## Exercise requirements
Pull out each line of the records holding the string "name".

## Exercise materials
════

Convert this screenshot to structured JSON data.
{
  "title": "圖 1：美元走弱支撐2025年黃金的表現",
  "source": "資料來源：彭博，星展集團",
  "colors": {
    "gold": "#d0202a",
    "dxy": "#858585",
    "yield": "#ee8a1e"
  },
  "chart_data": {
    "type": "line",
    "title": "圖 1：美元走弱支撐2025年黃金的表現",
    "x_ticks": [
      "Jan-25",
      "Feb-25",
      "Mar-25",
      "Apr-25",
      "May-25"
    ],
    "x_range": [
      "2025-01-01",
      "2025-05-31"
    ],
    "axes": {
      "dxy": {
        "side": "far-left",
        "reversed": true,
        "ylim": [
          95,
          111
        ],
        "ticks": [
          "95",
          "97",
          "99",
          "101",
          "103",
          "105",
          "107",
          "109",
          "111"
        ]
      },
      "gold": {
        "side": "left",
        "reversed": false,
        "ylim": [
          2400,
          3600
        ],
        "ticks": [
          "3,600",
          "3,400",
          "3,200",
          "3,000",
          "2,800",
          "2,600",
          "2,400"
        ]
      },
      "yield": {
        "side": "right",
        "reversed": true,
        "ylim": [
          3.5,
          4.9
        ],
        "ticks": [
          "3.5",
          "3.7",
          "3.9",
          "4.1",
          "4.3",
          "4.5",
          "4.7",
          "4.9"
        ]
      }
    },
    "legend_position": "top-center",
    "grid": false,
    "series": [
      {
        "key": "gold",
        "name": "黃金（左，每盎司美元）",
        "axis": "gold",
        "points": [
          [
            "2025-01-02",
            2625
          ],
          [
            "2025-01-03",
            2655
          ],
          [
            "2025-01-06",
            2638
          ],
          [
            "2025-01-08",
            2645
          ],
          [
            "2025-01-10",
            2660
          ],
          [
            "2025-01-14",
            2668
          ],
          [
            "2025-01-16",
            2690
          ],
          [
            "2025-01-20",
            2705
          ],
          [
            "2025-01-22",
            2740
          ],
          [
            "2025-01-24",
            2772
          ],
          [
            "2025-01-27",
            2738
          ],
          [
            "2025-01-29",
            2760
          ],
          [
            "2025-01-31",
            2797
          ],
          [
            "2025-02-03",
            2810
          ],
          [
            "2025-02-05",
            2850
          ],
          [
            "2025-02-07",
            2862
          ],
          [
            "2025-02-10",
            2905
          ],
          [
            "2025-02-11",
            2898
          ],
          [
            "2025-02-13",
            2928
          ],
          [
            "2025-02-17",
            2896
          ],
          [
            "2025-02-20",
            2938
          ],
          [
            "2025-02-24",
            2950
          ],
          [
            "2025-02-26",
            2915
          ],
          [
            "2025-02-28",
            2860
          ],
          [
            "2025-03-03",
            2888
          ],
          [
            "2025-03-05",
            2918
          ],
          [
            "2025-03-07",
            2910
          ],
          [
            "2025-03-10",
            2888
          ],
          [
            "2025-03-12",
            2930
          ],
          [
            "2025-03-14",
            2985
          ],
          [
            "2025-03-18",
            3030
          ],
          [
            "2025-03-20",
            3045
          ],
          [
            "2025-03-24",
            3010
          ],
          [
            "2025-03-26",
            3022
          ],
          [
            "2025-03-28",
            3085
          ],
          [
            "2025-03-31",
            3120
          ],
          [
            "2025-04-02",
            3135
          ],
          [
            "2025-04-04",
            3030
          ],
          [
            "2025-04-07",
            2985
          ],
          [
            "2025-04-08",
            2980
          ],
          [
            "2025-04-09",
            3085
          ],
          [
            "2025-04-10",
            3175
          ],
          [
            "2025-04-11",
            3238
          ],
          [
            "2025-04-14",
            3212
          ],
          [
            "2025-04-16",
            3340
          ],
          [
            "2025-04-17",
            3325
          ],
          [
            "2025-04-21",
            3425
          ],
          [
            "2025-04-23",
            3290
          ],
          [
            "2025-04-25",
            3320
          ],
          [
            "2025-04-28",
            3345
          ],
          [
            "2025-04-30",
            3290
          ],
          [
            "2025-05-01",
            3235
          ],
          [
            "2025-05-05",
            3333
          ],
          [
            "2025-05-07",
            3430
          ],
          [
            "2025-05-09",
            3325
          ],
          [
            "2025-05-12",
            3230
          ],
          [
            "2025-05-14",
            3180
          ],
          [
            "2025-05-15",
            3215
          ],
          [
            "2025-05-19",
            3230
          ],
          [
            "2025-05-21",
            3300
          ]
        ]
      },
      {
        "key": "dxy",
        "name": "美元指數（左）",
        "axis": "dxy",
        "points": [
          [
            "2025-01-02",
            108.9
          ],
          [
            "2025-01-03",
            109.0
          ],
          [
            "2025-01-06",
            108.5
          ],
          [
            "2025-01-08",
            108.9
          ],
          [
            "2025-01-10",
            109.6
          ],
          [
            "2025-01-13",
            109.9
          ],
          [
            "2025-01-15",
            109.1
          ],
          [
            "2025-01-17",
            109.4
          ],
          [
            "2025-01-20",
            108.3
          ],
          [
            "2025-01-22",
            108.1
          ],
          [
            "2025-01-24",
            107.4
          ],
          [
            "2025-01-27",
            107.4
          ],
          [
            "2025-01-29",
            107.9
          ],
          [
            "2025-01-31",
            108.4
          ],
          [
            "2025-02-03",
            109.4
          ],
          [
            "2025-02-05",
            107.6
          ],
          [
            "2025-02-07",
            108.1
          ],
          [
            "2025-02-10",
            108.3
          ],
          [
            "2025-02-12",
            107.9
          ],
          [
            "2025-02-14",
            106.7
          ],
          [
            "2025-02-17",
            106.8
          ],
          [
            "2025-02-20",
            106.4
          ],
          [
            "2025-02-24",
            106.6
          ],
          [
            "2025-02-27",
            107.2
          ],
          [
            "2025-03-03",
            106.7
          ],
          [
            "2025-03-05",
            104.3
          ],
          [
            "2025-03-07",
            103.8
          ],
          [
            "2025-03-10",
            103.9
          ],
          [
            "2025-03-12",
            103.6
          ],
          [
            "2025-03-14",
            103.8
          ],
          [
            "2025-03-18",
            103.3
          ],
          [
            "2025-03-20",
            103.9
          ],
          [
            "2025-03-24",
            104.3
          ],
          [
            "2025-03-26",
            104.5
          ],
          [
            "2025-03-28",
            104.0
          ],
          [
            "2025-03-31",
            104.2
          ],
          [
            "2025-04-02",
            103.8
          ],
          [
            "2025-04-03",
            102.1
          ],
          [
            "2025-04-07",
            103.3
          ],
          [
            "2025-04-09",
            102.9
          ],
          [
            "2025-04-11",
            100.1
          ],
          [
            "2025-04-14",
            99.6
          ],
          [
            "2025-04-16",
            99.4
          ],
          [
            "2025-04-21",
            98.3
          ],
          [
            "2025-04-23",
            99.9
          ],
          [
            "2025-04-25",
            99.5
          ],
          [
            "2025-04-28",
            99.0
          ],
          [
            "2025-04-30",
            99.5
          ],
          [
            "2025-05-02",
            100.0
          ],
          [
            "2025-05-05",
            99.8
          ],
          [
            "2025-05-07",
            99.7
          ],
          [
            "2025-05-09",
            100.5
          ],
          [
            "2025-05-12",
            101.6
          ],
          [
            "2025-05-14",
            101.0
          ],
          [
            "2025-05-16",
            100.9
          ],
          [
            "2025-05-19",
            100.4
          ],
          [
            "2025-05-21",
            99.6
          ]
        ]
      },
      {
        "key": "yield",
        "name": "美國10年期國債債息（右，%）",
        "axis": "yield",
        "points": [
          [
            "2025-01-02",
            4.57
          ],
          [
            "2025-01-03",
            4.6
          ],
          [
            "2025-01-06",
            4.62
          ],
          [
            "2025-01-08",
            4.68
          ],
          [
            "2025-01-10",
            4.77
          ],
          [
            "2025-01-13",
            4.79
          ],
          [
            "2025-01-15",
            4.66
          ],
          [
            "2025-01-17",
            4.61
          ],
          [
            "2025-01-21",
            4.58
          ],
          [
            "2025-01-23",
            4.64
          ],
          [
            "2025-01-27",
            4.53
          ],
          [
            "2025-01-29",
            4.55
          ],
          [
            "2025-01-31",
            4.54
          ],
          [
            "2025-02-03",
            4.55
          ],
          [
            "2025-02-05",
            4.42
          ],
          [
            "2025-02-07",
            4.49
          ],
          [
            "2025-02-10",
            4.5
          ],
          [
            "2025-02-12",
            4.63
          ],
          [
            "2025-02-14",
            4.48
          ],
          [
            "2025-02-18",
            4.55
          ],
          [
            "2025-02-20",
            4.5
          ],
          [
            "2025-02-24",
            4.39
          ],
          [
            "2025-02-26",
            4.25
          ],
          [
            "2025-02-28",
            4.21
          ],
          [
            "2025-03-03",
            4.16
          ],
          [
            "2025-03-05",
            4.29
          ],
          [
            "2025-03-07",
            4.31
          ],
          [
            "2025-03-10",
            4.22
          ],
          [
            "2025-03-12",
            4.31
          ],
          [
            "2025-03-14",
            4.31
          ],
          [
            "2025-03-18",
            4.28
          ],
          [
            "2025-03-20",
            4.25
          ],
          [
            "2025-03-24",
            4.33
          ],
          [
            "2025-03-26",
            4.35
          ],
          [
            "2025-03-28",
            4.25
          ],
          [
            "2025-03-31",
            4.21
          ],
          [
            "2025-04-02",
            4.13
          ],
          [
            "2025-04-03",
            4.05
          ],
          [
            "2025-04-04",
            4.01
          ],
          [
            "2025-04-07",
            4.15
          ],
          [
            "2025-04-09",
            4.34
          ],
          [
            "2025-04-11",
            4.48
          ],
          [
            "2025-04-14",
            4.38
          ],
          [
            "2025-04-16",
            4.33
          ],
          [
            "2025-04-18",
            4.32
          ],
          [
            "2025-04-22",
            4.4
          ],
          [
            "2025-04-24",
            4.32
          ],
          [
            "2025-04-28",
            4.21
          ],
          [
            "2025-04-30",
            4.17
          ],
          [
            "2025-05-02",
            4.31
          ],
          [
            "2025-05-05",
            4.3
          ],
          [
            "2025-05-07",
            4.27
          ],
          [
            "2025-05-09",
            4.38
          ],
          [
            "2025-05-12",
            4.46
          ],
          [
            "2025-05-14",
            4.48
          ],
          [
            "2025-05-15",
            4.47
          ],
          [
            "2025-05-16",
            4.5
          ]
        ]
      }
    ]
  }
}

════

## Expected answer
        "name": "黃金（左，每盎司美元）",
        "name": "美元指數（左）",
        "name": "美國10年期國債債息（右，%）",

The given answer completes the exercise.